What you need to do:
Spot every line with the word "headline" and return it.

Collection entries
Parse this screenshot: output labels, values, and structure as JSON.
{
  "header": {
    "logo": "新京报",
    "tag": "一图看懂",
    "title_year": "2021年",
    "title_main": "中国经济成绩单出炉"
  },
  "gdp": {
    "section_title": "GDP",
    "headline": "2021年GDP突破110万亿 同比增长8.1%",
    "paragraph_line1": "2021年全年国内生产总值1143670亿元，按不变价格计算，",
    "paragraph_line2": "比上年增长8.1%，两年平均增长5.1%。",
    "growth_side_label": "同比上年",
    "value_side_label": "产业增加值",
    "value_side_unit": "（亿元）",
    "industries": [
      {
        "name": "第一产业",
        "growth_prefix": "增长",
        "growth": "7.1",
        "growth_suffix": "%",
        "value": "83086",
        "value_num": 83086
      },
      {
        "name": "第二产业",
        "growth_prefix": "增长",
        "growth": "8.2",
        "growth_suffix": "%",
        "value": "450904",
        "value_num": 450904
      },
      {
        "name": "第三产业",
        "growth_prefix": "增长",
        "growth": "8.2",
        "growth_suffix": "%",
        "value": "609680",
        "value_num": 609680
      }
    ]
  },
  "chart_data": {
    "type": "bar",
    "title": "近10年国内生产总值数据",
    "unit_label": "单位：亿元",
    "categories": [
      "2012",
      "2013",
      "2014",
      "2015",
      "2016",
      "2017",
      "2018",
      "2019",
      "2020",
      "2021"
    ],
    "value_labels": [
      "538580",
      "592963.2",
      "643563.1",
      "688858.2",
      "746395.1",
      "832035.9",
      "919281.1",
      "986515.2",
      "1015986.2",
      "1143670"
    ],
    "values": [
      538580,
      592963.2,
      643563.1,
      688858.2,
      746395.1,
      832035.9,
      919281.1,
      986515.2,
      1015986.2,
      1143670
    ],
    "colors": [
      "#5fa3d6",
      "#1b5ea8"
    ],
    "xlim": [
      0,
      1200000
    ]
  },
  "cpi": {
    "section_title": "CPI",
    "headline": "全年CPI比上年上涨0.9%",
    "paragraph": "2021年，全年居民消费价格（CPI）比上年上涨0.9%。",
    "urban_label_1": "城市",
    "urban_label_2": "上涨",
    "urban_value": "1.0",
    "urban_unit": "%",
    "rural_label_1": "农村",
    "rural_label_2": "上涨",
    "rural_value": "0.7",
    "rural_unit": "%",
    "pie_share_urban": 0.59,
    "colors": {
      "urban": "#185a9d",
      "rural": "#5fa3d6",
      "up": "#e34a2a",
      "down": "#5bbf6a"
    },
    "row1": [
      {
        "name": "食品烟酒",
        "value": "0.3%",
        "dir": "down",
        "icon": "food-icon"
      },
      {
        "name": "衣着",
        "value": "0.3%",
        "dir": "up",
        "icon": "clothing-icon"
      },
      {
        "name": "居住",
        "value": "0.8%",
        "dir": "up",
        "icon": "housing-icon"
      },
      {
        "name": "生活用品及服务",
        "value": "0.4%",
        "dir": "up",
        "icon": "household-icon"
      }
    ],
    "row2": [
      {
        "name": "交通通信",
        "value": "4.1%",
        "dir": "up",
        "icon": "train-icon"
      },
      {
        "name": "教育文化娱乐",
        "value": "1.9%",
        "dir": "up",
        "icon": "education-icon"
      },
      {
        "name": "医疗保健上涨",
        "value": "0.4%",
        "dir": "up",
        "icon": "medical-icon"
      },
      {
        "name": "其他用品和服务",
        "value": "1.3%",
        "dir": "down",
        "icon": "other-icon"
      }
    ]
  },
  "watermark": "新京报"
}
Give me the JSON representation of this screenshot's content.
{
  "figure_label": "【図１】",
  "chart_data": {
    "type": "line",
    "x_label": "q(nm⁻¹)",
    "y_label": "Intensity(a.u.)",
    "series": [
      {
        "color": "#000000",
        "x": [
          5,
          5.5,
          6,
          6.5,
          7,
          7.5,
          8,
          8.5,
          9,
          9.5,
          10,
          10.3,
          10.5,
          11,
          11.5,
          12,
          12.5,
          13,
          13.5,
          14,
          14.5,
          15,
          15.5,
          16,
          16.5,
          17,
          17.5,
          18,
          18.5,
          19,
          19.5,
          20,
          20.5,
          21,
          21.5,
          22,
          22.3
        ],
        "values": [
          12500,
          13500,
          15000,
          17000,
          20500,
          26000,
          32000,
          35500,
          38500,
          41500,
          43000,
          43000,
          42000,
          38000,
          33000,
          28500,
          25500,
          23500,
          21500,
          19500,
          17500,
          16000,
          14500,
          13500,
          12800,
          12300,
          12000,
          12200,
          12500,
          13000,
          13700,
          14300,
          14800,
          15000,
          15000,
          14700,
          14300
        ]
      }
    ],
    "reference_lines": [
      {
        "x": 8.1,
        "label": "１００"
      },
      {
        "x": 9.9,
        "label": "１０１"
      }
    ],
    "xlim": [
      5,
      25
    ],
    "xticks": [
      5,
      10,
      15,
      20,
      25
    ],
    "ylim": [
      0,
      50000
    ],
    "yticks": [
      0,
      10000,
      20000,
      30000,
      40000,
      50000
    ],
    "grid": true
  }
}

Result of this exercise:
    "headline": "2021年GDP突破110万亿 同比增长8.1%",
    "headline": "全年CPI比上年上涨0.9%",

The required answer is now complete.